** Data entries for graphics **
_ _ _ _ _ _ _

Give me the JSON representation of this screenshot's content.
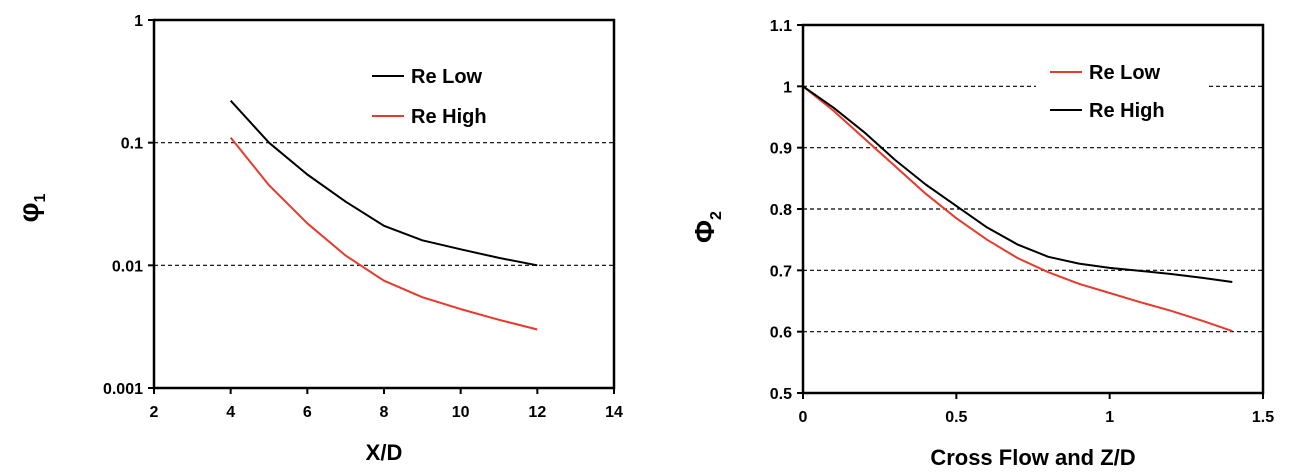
{
  "chart_data": [
    {
      "type": "line",
      "xlabel": "X/D",
      "ylabel": "φ",
      "ylabel_sub": "1",
      "xlim": [
        2,
        14
      ],
      "ylim": [
        0.001,
        1
      ],
      "yscale": "log",
      "x_ticks": [
        "2",
        "4",
        "6",
        "8",
        "10",
        "12",
        "14"
      ],
      "y_ticks": [
        "0.001",
        "0.01",
        "0.1",
        "1"
      ],
      "gridlines_y": [
        0.01,
        0.1
      ],
      "grid": "dashed horizontal",
      "legend_position": "top-right",
      "series": [
        {
          "name": "Re Low",
          "color": "#000000",
          "points": [
            [
              4,
              0.22
            ],
            [
              5,
              0.1
            ],
            [
              6,
              0.055
            ],
            [
              7,
              0.033
            ],
            [
              8,
              0.021
            ],
            [
              9,
              0.016
            ],
            [
              10,
              0.0135
            ],
            [
              11,
              0.0115
            ],
            [
              12,
              0.01
            ]
          ]
        },
        {
          "name": "Re High",
          "color": "#e8392b",
          "points": [
            [
              4,
              0.11
            ],
            [
              5,
              0.045
            ],
            [
              6,
              0.022
            ],
            [
              7,
              0.012
            ],
            [
              8,
              0.0075
            ],
            [
              9,
              0.0055
            ],
            [
              10,
              0.0044
            ],
            [
              11,
              0.0036
            ],
            [
              12,
              0.003
            ]
          ]
        }
      ]
    },
    {
      "type": "line",
      "xlabel": "Cross Flow and Z/D",
      "ylabel": "Φ",
      "ylabel_sub": "2",
      "xlim": [
        0,
        1.5
      ],
      "ylim": [
        0.5,
        1.1
      ],
      "x_ticks": [
        "0",
        "0.5",
        "1",
        "1.5"
      ],
      "y_ticks": [
        "0.5",
        "0.6",
        "0.7",
        "0.8",
        "0.9",
        "1",
        "1.1"
      ],
      "gridlines_y": [
        0.6,
        0.7,
        0.8,
        0.9,
        1.0
      ],
      "grid": "dashed horizontal",
      "legend_position": "top-right",
      "series": [
        {
          "name": "Re Low",
          "color": "#e8392b",
          "points": [
            [
              0,
              1.0
            ],
            [
              0.1,
              0.96
            ],
            [
              0.2,
              0.915
            ],
            [
              0.3,
              0.87
            ],
            [
              0.4,
              0.825
            ],
            [
              0.5,
              0.785
            ],
            [
              0.6,
              0.75
            ],
            [
              0.7,
              0.72
            ],
            [
              0.8,
              0.697
            ],
            [
              0.9,
              0.678
            ],
            [
              1.0,
              0.663
            ],
            [
              1.1,
              0.648
            ],
            [
              1.2,
              0.634
            ],
            [
              1.3,
              0.618
            ],
            [
              1.4,
              0.601
            ]
          ]
        },
        {
          "name": "Re High",
          "color": "#000000",
          "points": [
            [
              0,
              1.0
            ],
            [
              0.1,
              0.965
            ],
            [
              0.2,
              0.925
            ],
            [
              0.3,
              0.88
            ],
            [
              0.4,
              0.84
            ],
            [
              0.5,
              0.805
            ],
            [
              0.6,
              0.77
            ],
            [
              0.7,
              0.742
            ],
            [
              0.8,
              0.722
            ],
            [
              0.9,
              0.711
            ],
            [
              1.0,
              0.704
            ],
            [
              1.1,
              0.699
            ],
            [
              1.2,
              0.694
            ],
            [
              1.3,
              0.688
            ],
            [
              1.4,
              0.681
            ]
          ]
        }
      ]
    }
  ]
}
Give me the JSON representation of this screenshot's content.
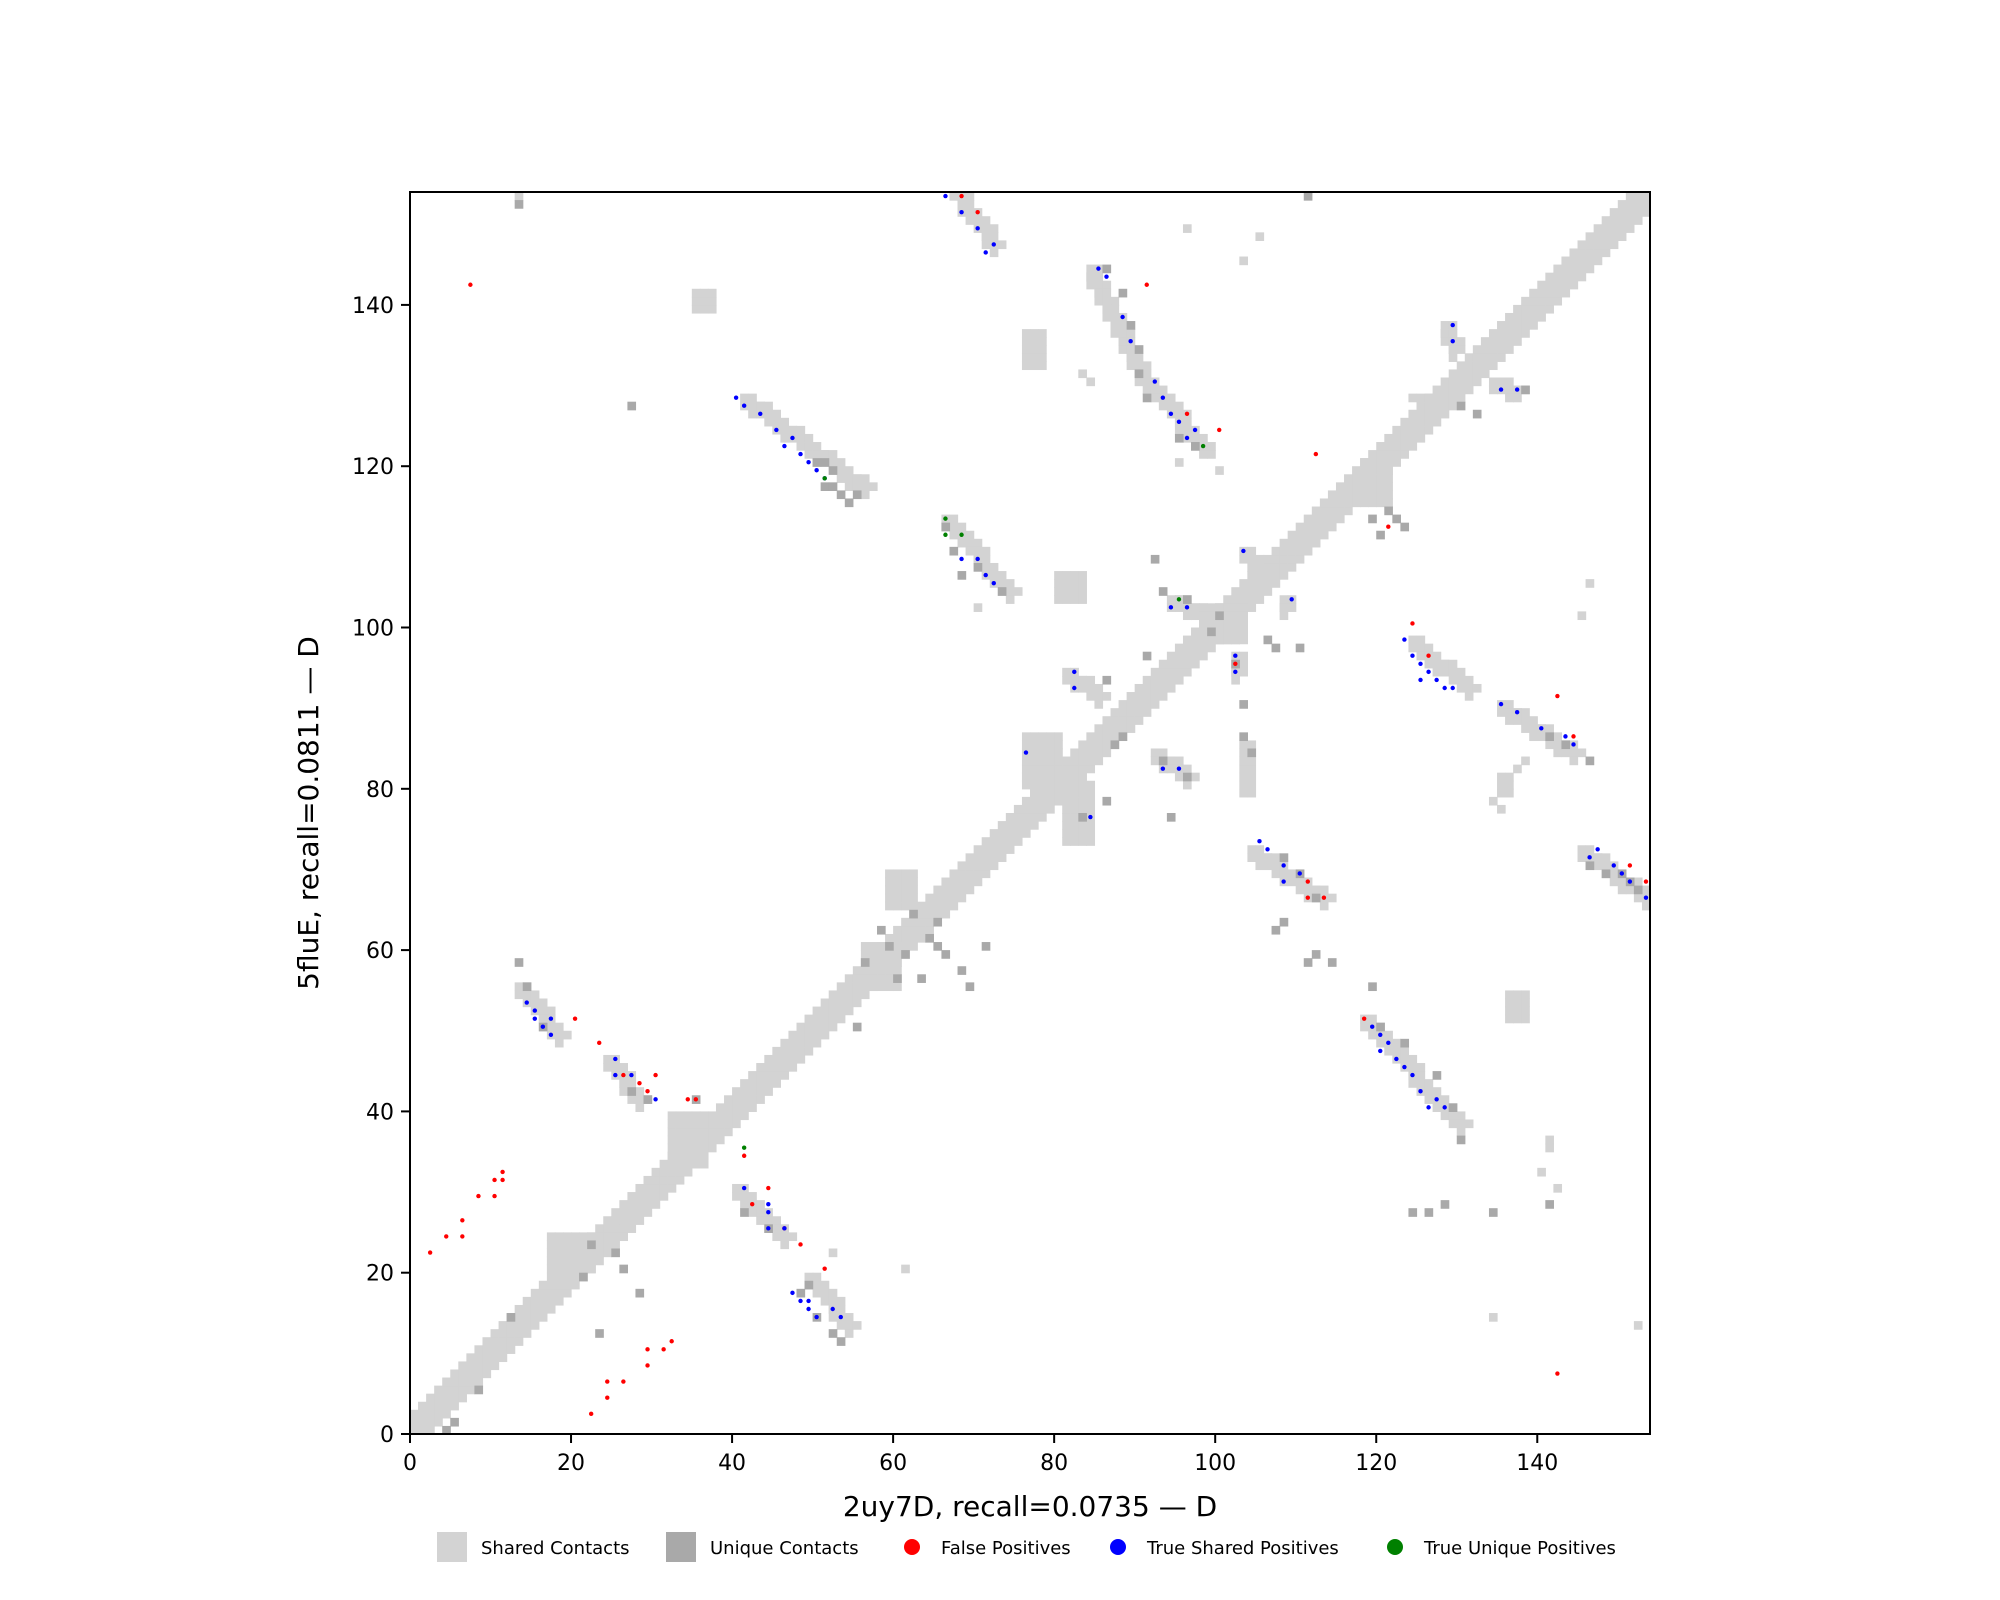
{
  "chart_data": {
    "type": "scatter",
    "xlabel": "2uy7D, recall=0.0735 — D",
    "ylabel": "5fluE, recall=0.0811 — D",
    "xlim": [
      0,
      154
    ],
    "ylim": [
      0,
      154
    ],
    "xticks": [
      0,
      20,
      40,
      60,
      80,
      100,
      120,
      140
    ],
    "yticks": [
      0,
      20,
      40,
      60,
      80,
      100,
      120,
      140
    ],
    "grid": false,
    "legend_position": "bottom",
    "colors": {
      "shared": "#d3d3d3",
      "unique": "#a9a9a9",
      "false_positive": "#ff0000",
      "true_shared": "#0000ff",
      "true_unique": "#008000"
    },
    "legend": [
      {
        "label": "Shared Contacts",
        "kind": "square",
        "color": "#d3d3d3"
      },
      {
        "label": "Unique Contacts",
        "kind": "square",
        "color": "#a9a9a9"
      },
      {
        "label": "False Positives",
        "kind": "dot",
        "color": "#ff0000"
      },
      {
        "label": "True Shared Positives",
        "kind": "dot",
        "color": "#0000ff"
      },
      {
        "label": "True Unique Positives",
        "kind": "dot",
        "color": "#008000"
      }
    ],
    "diagonal_band": {
      "from": 0,
      "to": 153,
      "half_width": 2
    },
    "shared_segments": [
      [
        13,
        55,
        18,
        49
      ],
      [
        24,
        46,
        28,
        41
      ],
      [
        40,
        30,
        46,
        24
      ],
      [
        49,
        19,
        54,
        13
      ],
      [
        84,
        144,
        90,
        131
      ],
      [
        91,
        130,
        98,
        122
      ],
      [
        66,
        113,
        74,
        104
      ],
      [
        102,
        96,
        102,
        94
      ],
      [
        81,
        94,
        85,
        91
      ],
      [
        92,
        84,
        96,
        81
      ],
      [
        104,
        72,
        113,
        66
      ],
      [
        118,
        51,
        130,
        38
      ],
      [
        124,
        98,
        131,
        92
      ],
      [
        135,
        90,
        144,
        84
      ],
      [
        145,
        72,
        153,
        66
      ],
      [
        128,
        137,
        129,
        134
      ],
      [
        134,
        130,
        137,
        129
      ],
      [
        67,
        154,
        72,
        147
      ],
      [
        41,
        128,
        56,
        117
      ],
      [
        94,
        103,
        98,
        101
      ],
      [
        103,
        109,
        105,
        105
      ],
      [
        108,
        103,
        108,
        102
      ]
    ],
    "shared_blobs": [
      [
        32,
        33,
        36,
        39
      ],
      [
        56,
        55,
        60,
        60
      ],
      [
        76,
        80,
        80,
        86
      ],
      [
        81,
        80,
        84,
        73
      ],
      [
        118,
        115,
        121,
        120
      ],
      [
        98,
        98,
        102,
        102
      ],
      [
        59,
        65,
        62,
        69
      ],
      [
        80,
        103,
        83,
        106
      ],
      [
        103,
        85,
        104,
        79
      ],
      [
        124,
        128,
        126,
        128
      ],
      [
        17,
        20,
        22,
        24
      ],
      [
        100,
        98,
        103,
        102
      ],
      [
        35,
        139,
        37,
        141
      ],
      [
        76,
        132,
        78,
        136
      ],
      [
        135,
        79,
        136,
        81
      ],
      [
        136,
        51,
        138,
        54
      ]
    ],
    "shared_dots": [
      [
        13,
        153
      ],
      [
        96,
        149
      ],
      [
        52,
        22
      ],
      [
        61,
        20
      ],
      [
        83,
        131
      ],
      [
        84,
        130
      ],
      [
        105,
        148
      ],
      [
        103,
        145
      ],
      [
        134,
        14
      ],
      [
        152,
        13
      ],
      [
        138,
        83
      ],
      [
        137,
        82
      ],
      [
        134,
        78
      ],
      [
        135,
        77
      ],
      [
        145,
        101
      ],
      [
        146,
        105
      ],
      [
        142,
        30
      ],
      [
        141,
        35
      ],
      [
        141,
        36
      ],
      [
        140,
        32
      ],
      [
        99,
        121
      ],
      [
        100,
        119
      ],
      [
        95,
        120
      ],
      [
        70,
        102
      ]
    ],
    "unique_cells": [
      [
        13,
        152
      ],
      [
        111,
        153
      ],
      [
        4,
        0
      ],
      [
        5,
        1
      ],
      [
        8,
        5
      ],
      [
        12,
        14
      ],
      [
        21,
        19
      ],
      [
        22,
        23
      ],
      [
        25,
        22
      ],
      [
        26,
        20
      ],
      [
        23,
        12
      ],
      [
        28,
        17
      ],
      [
        27,
        127
      ],
      [
        13,
        58
      ],
      [
        14,
        55
      ],
      [
        16,
        50
      ],
      [
        27,
        42
      ],
      [
        29,
        41
      ],
      [
        35,
        41
      ],
      [
        41,
        27
      ],
      [
        44,
        25
      ],
      [
        48,
        17
      ],
      [
        49,
        18
      ],
      [
        50,
        14
      ],
      [
        52,
        12
      ],
      [
        53,
        11
      ],
      [
        55,
        50
      ],
      [
        56,
        58
      ],
      [
        58,
        62
      ],
      [
        59,
        60
      ],
      [
        60,
        56
      ],
      [
        61,
        59
      ],
      [
        62,
        64
      ],
      [
        63,
        56
      ],
      [
        64,
        61
      ],
      [
        65,
        60
      ],
      [
        65,
        63
      ],
      [
        66,
        59
      ],
      [
        68,
        57
      ],
      [
        69,
        55
      ],
      [
        71,
        60
      ],
      [
        66,
        112
      ],
      [
        67,
        109
      ],
      [
        68,
        106
      ],
      [
        70,
        107
      ],
      [
        73,
        104
      ],
      [
        51,
        117
      ],
      [
        52,
        117
      ],
      [
        53,
        116
      ],
      [
        54,
        115
      ],
      [
        55,
        116
      ],
      [
        52,
        119
      ],
      [
        51,
        120
      ],
      [
        50,
        120
      ],
      [
        99,
        99
      ],
      [
        96,
        103
      ],
      [
        100,
        101
      ],
      [
        86,
        144
      ],
      [
        88,
        141
      ],
      [
        89,
        137
      ],
      [
        90,
        134
      ],
      [
        90,
        131
      ],
      [
        91,
        128
      ],
      [
        95,
        123
      ],
      [
        97,
        122
      ],
      [
        102,
        95
      ],
      [
        103,
        90
      ],
      [
        103,
        86
      ],
      [
        104,
        84
      ],
      [
        96,
        81
      ],
      [
        93,
        83
      ],
      [
        87,
        85
      ],
      [
        88,
        86
      ],
      [
        86,
        78
      ],
      [
        94,
        76
      ],
      [
        83,
        76
      ],
      [
        106,
        98
      ],
      [
        107,
        97
      ],
      [
        110,
        97
      ],
      [
        121,
        114
      ],
      [
        122,
        113
      ],
      [
        123,
        112
      ],
      [
        119,
        113
      ],
      [
        120,
        111
      ],
      [
        130,
        127
      ],
      [
        132,
        126
      ],
      [
        138,
        129
      ],
      [
        141,
        86
      ],
      [
        143,
        85
      ],
      [
        146,
        83
      ],
      [
        150,
        69
      ],
      [
        151,
        68
      ],
      [
        152,
        67
      ],
      [
        148,
        69
      ],
      [
        146,
        70
      ],
      [
        111,
        58
      ],
      [
        112,
        59
      ],
      [
        114,
        58
      ],
      [
        119,
        55
      ],
      [
        120,
        50
      ],
      [
        123,
        48
      ],
      [
        127,
        44
      ],
      [
        129,
        40
      ],
      [
        130,
        36
      ],
      [
        128,
        28
      ],
      [
        134,
        27
      ],
      [
        141,
        28
      ],
      [
        126,
        27
      ],
      [
        124,
        27
      ],
      [
        112,
        66
      ],
      [
        110,
        69
      ],
      [
        108,
        63
      ],
      [
        107,
        62
      ],
      [
        108,
        71
      ],
      [
        92,
        108
      ],
      [
        93,
        104
      ],
      [
        86,
        93
      ],
      [
        91,
        96
      ]
    ],
    "false_positives": [
      [
        7,
        142
      ],
      [
        2,
        22
      ],
      [
        4,
        24
      ],
      [
        6,
        24
      ],
      [
        6,
        26
      ],
      [
        8,
        29
      ],
      [
        10,
        29
      ],
      [
        10,
        31
      ],
      [
        11,
        31
      ],
      [
        11,
        32
      ],
      [
        20,
        51
      ],
      [
        23,
        48
      ],
      [
        26,
        44
      ],
      [
        28,
        43
      ],
      [
        29,
        42
      ],
      [
        30,
        44
      ],
      [
        34,
        41
      ],
      [
        35,
        41
      ],
      [
        41,
        34
      ],
      [
        42,
        28
      ],
      [
        44,
        30
      ],
      [
        46,
        25
      ],
      [
        48,
        23
      ],
      [
        51,
        20
      ],
      [
        22,
        2
      ],
      [
        24,
        4
      ],
      [
        24,
        6
      ],
      [
        26,
        6
      ],
      [
        29,
        8
      ],
      [
        29,
        10
      ],
      [
        31,
        10
      ],
      [
        32,
        11
      ],
      [
        68,
        153
      ],
      [
        70,
        151
      ],
      [
        91,
        142
      ],
      [
        96,
        126
      ],
      [
        100,
        124
      ],
      [
        102,
        95
      ],
      [
        112,
        121
      ],
      [
        111,
        68
      ],
      [
        111,
        66
      ],
      [
        113,
        66
      ],
      [
        121,
        112
      ],
      [
        124,
        100
      ],
      [
        126,
        96
      ],
      [
        142,
        91
      ],
      [
        144,
        86
      ],
      [
        151,
        70
      ],
      [
        153,
        68
      ],
      [
        142,
        7
      ],
      [
        118,
        51
      ]
    ],
    "true_shared_positives": [
      [
        66,
        153
      ],
      [
        68,
        151
      ],
      [
        70,
        149
      ],
      [
        72,
        147
      ],
      [
        71,
        146
      ],
      [
        85,
        144
      ],
      [
        86,
        143
      ],
      [
        88,
        138
      ],
      [
        89,
        135
      ],
      [
        92,
        130
      ],
      [
        93,
        128
      ],
      [
        94,
        126
      ],
      [
        95,
        125
      ],
      [
        96,
        123
      ],
      [
        97,
        124
      ],
      [
        40,
        128
      ],
      [
        41,
        127
      ],
      [
        43,
        126
      ],
      [
        45,
        124
      ],
      [
        46,
        122
      ],
      [
        47,
        123
      ],
      [
        48,
        121
      ],
      [
        49,
        120
      ],
      [
        50,
        119
      ],
      [
        51,
        118
      ],
      [
        68,
        108
      ],
      [
        70,
        108
      ],
      [
        71,
        106
      ],
      [
        72,
        105
      ],
      [
        94,
        102
      ],
      [
        96,
        102
      ],
      [
        93,
        82
      ],
      [
        95,
        82
      ],
      [
        103,
        109
      ],
      [
        109,
        103
      ],
      [
        102,
        96
      ],
      [
        102,
        94
      ],
      [
        82,
        94
      ],
      [
        82,
        92
      ],
      [
        76,
        84
      ],
      [
        84,
        76
      ],
      [
        105,
        73
      ],
      [
        106,
        72
      ],
      [
        108,
        70
      ],
      [
        108,
        68
      ],
      [
        110,
        69
      ],
      [
        119,
        50
      ],
      [
        120,
        49
      ],
      [
        121,
        48
      ],
      [
        120,
        47
      ],
      [
        122,
        46
      ],
      [
        123,
        45
      ],
      [
        124,
        44
      ],
      [
        125,
        42
      ],
      [
        126,
        40
      ],
      [
        127,
        41
      ],
      [
        128,
        40
      ],
      [
        123,
        98
      ],
      [
        124,
        96
      ],
      [
        125,
        95
      ],
      [
        126,
        94
      ],
      [
        127,
        93
      ],
      [
        128,
        92
      ],
      [
        129,
        92
      ],
      [
        125,
        93
      ],
      [
        135,
        90
      ],
      [
        137,
        89
      ],
      [
        140,
        87
      ],
      [
        143,
        86
      ],
      [
        144,
        85
      ],
      [
        146,
        71
      ],
      [
        147,
        72
      ],
      [
        149,
        70
      ],
      [
        150,
        69
      ],
      [
        151,
        68
      ],
      [
        153,
        66
      ],
      [
        129,
        137
      ],
      [
        129,
        135
      ],
      [
        135,
        129
      ],
      [
        137,
        129
      ],
      [
        14,
        53
      ],
      [
        15,
        52
      ],
      [
        15,
        51
      ],
      [
        16,
        50
      ],
      [
        17,
        51
      ],
      [
        17,
        49
      ],
      [
        25,
        46
      ],
      [
        25,
        44
      ],
      [
        27,
        44
      ],
      [
        30,
        41
      ],
      [
        41,
        30
      ],
      [
        44,
        28
      ],
      [
        44,
        27
      ],
      [
        44,
        25
      ],
      [
        46,
        25
      ],
      [
        47,
        17
      ],
      [
        48,
        16
      ],
      [
        49,
        16
      ],
      [
        49,
        15
      ],
      [
        50,
        14
      ],
      [
        52,
        15
      ],
      [
        53,
        14
      ]
    ],
    "true_unique_positives": [
      [
        41,
        35
      ],
      [
        51,
        118
      ],
      [
        66,
        113
      ],
      [
        66,
        111
      ],
      [
        68,
        111
      ],
      [
        95,
        103
      ],
      [
        98,
        122
      ]
    ]
  }
}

_ _ _ _ _ _ _

** Instructions to follow **
In the entries above, find every line with the word "xlabel" and list it.

** Response for this exercise **
      "xlabel": "X/D",
      "xlabel": "Cross Flow and Z/D",
    "xlabel": "2uy7D, recall=0.0735 — D",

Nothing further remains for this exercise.